_Given instruction_.
Retype the listing that follows, exactly as written.
================================
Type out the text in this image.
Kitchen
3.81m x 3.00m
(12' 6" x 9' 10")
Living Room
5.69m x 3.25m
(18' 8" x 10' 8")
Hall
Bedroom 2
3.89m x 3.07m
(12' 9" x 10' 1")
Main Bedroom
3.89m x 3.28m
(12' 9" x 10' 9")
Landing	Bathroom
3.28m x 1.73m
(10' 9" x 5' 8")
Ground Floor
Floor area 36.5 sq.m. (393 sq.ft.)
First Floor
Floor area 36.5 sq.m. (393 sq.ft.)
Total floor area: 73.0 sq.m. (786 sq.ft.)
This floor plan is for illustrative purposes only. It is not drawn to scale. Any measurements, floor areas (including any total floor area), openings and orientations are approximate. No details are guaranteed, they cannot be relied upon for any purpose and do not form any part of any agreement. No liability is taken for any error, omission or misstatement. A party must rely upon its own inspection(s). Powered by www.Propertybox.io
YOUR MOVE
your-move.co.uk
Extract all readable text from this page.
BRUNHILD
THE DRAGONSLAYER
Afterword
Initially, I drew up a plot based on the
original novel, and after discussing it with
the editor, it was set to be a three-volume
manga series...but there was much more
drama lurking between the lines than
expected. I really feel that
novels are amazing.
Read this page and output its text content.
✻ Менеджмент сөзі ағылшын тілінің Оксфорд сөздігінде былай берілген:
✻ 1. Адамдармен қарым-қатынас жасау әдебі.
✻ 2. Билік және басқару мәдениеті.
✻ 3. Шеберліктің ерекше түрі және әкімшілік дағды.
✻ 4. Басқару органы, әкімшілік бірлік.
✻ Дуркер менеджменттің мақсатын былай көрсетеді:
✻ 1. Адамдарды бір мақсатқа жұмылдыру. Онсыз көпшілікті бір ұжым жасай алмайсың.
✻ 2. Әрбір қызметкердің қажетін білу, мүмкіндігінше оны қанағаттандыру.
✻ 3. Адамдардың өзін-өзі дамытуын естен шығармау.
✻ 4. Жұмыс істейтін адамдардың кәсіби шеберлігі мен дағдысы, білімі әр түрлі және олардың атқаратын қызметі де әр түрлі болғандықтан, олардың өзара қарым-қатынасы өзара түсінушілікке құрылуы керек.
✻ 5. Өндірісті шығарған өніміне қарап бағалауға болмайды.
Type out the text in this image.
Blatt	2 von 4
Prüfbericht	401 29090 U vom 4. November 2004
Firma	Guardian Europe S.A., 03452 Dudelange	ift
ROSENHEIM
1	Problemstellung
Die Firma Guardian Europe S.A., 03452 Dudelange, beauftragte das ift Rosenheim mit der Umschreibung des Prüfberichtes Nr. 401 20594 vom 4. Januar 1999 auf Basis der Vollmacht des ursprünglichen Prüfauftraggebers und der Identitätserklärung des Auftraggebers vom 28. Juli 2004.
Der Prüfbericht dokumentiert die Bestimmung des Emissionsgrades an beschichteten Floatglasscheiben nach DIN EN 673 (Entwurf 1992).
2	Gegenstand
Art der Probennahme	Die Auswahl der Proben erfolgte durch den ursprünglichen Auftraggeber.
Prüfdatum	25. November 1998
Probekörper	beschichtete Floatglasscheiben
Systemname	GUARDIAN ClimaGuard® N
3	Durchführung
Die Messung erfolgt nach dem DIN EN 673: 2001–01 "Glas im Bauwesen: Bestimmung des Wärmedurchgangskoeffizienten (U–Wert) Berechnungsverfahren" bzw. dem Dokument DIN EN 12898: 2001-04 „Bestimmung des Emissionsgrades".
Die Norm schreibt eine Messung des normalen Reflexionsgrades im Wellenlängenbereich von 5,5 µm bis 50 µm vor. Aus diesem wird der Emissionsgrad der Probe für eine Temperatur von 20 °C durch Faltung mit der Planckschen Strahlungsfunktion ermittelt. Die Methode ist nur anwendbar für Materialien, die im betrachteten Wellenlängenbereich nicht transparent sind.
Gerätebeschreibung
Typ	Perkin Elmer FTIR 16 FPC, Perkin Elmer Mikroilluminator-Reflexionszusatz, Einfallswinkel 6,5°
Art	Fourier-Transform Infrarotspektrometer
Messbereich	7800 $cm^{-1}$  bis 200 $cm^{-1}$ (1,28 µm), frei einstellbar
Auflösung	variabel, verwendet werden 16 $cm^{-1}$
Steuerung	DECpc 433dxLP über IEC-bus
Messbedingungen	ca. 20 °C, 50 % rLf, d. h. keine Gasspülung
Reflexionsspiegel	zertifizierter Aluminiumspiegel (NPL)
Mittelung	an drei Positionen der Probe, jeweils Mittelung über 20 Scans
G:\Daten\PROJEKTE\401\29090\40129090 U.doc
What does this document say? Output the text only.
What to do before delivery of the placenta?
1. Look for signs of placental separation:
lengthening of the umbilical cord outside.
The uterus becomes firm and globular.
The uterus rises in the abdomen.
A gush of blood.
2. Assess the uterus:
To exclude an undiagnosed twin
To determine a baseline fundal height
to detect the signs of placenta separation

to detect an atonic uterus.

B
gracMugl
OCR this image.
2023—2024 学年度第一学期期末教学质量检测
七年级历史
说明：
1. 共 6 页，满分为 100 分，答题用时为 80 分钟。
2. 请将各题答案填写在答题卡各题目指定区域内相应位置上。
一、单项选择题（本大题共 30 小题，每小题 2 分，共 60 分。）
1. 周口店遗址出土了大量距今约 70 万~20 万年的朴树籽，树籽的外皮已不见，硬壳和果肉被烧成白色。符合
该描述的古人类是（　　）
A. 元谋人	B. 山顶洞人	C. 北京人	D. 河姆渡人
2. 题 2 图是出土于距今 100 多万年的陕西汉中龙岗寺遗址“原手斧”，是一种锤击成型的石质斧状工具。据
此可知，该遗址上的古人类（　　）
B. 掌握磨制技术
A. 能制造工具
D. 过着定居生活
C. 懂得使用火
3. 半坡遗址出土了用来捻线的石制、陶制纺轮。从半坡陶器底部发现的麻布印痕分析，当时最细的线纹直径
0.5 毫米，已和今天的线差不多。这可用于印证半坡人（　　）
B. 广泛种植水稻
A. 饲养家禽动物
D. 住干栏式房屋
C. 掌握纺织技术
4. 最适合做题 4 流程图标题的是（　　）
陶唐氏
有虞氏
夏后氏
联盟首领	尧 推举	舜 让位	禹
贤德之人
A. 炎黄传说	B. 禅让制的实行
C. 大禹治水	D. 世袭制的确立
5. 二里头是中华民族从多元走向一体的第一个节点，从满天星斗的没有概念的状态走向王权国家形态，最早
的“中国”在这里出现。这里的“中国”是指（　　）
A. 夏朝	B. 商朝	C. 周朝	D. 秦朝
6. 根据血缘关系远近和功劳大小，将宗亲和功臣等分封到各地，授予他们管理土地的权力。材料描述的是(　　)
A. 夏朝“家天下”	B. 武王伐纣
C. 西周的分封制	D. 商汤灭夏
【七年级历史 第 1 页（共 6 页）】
================================
_Response to this task_.
Type out the text in this image.
Kitchen
3.81m x 3.00m
(12' 6" x 9' 10")
Living Room
5.69m x 3.25m
(18' 8" x 10' 8")
Hall
Bedroom 2
3.89m x 3.07m
(12' 9" x 10' 1")
Main Bedroom
3.89m x 3.28m
(12' 9" x 10' 9")
Landing	Bathroom
3.28m x 1.73m
(10' 9" x 5' 8")
Ground Floor
Floor area 36.5 sq.m. (393 sq.ft.)
First Floor
Floor area 36.5 sq.m. (393 sq.ft.)
Total floor area: 73.0 sq.m. (786 sq.ft.)
This floor plan is for illustrative purposes only. It is not drawn to scale. Any measurements, floor areas (including any total floor area), openings and orientations are approximate. No details are guaranteed, they cannot be relied upon for any purpose and do not form any part of any agreement. No liability is taken for any error, omission or misstatement. A party must rely upon its own inspection(s). Powered by www.Propertybox.io
YOUR MOVE
your-move.co.uk
Extract all readable text from this page.
BRUNHILD
THE DRAGONSLAYER
Afterword
Initially, I drew up a plot based on the
original novel, and after discussing it with
the editor, it was set to be a three-volume
manga series...but there was much more
drama lurking between the lines than
expected. I really feel that
novels are amazing.
Read this page and output its text content.
✻ Менеджмент сөзі ағылшын тілінің Оксфорд сөздігінде былай берілген:
✻ 1. Адамдармен қарым-қатынас жасау әдебі.
✻ 2. Билік және басқару мәдениеті.
✻ 3. Шеберліктің ерекше түрі және әкімшілік дағды.
✻ 4. Басқару органы, әкімшілік бірлік.
✻ Дуркер менеджменттің мақсатын былай көрсетеді:
✻ 1. Адамдарды бір мақсатқа жұмылдыру. Онсыз көпшілікті бір ұжым жасай алмайсың.
✻ 2. Әрбір қызметкердің қажетін білу, мүмкіндігінше оны қанағаттандыру.
✻ 3. Адамдардың өзін-өзі дамытуын естен шығармау.
✻ 4. Жұмыс істейтін адамдардың кәсіби шеберлігі мен дағдысы, білімі әр түрлі және олардың атқаратын қызметі де әр түрлі болғандықтан, олардың өзара қарым-қатынасы өзара түсінушілікке құрылуы керек.
✻ 5. Өндірісті шығарған өніміне қарап бағалауға болмайды.
Type out the text in this image.
Blatt	2 von 4
Prüfbericht	401 29090 U vom 4. November 2004
Firma	Guardian Europe S.A., 03452 Dudelange	ift
ROSENHEIM
1	Problemstellung
Die Firma Guardian Europe S.A., 03452 Dudelange, beauftragte das ift Rosenheim mit der Umschreibung des Prüfberichtes Nr. 401 20594 vom 4. Januar 1999 auf Basis der Vollmacht des ursprünglichen Prüfauftraggebers und der Identitätserklärung des Auftraggebers vom 28. Juli 2004.
Der Prüfbericht dokumentiert die Bestimmung des Emissionsgrades an beschichteten Floatglasscheiben nach DIN EN 673 (Entwurf 1992).
2	Gegenstand
Art der Probennahme	Die Auswahl der Proben erfolgte durch den ursprünglichen Auftraggeber.
Prüfdatum	25. November 1998
Probekörper	beschichtete Floatglasscheiben
Systemname	GUARDIAN ClimaGuard® N
3	Durchführung
Die Messung erfolgt nach dem DIN EN 673: 2001–01 "Glas im Bauwesen: Bestimmung des Wärmedurchgangskoeffizienten (U–Wert) Berechnungsverfahren" bzw. dem Dokument DIN EN 12898: 2001-04 „Bestimmung des Emissionsgrades".
Die Norm schreibt eine Messung des normalen Reflexionsgrades im Wellenlängenbereich von 5,5 µm bis 50 µm vor. Aus diesem wird der Emissionsgrad der Probe für eine Temperatur von 20 °C durch Faltung mit der Planckschen Strahlungsfunktion ermittelt. Die Methode ist nur anwendbar für Materialien, die im betrachteten Wellenlängenbereich nicht transparent sind.
Gerätebeschreibung
Typ	Perkin Elmer FTIR 16 FPC, Perkin Elmer Mikroilluminator-Reflexionszusatz, Einfallswinkel 6,5°
Art	Fourier-Transform Infrarotspektrometer
Messbereich	7800 $cm^{-1}$  bis 200 $cm^{-1}$ (1,28 µm), frei einstellbar
Auflösung	variabel, verwendet werden 16 $cm^{-1}$
Steuerung	DECpc 433dxLP über IEC-bus
Messbedingungen	ca. 20 °C, 50 % rLf, d. h. keine Gasspülung
Reflexionsspiegel	zertifizierter Aluminiumspiegel (NPL)
Mittelung	an drei Positionen der Probe, jeweils Mittelung über 20 Scans
G:\Daten\PROJEKTE\401\29090\40129090 U.doc
What does this document say? Output the text only.
What to do before delivery of the placenta?
1. Look for signs of placental separation:
lengthening of the umbilical cord outside.
The uterus becomes firm and globular.
The uterus rises in the abdomen.
A gush of blood.
2. Assess the uterus:
To exclude an undiagnosed twin
To determine a baseline fundal height
to detect the signs of placenta separation

to detect an atonic uterus.

B
gracMugl
OCR this image.
2023—2024 学年度第一学期期末教学质量检测
七年级历史
说明：
1. 共 6 页，满分为 100 分，答题用时为 80 分钟。
2. 请将各题答案填写在答题卡各题目指定区域内相应位置上。
一、单项选择题（本大题共 30 小题，每小题 2 分，共 60 分。）
1. 周口店遗址出土了大量距今约 70 万~20 万年的朴树籽，树籽的外皮已不见，硬壳和果肉被烧成白色。符合
该描述的古人类是（　　）
A. 元谋人	B. 山顶洞人	C. 北京人	D. 河姆渡人
2. 题 2 图是出土于距今 100 多万年的陕西汉中龙岗寺遗址“原手斧”，是一种锤击成型的石质斧状工具。据
此可知，该遗址上的古人类（　　）
B. 掌握磨制技术
A. 能制造工具
D. 过着定居生活
C. 懂得使用火
3. 半坡遗址出土了用来捻线的石制、陶制纺轮。从半坡陶器底部发现的麻布印痕分析，当时最细的线纹直径
0.5 毫米，已和今天的线差不多。这可用于印证半坡人（　　）
B. 广泛种植水稻
A. 饲养家禽动物
D. 住干栏式房屋
C. 掌握纺织技术
4. 最适合做题 4 流程图标题的是（　　）
陶唐氏
有虞氏
夏后氏
联盟首领	尧 推举	舜 让位	禹
贤德之人
A. 炎黄传说	B. 禅让制的实行
C. 大禹治水	D. 世袭制的确立
5. 二里头是中华民族从多元走向一体的第一个节点，从满天星斗的没有概念的状态走向王权国家形态，最早
的“中国”在这里出现。这里的“中国”是指（　　）
A. 夏朝	B. 商朝	C. 周朝	D. 秦朝
6. 根据血缘关系远近和功劳大小，将宗亲和功臣等分封到各地，授予他们管理土地的权力。材料描述的是(　　)
A. 夏朝“家天下”	B. 武王伐纣
C. 西周的分封制	D. 商汤灭夏
【七年级历史 第 1 页（共 6 页）】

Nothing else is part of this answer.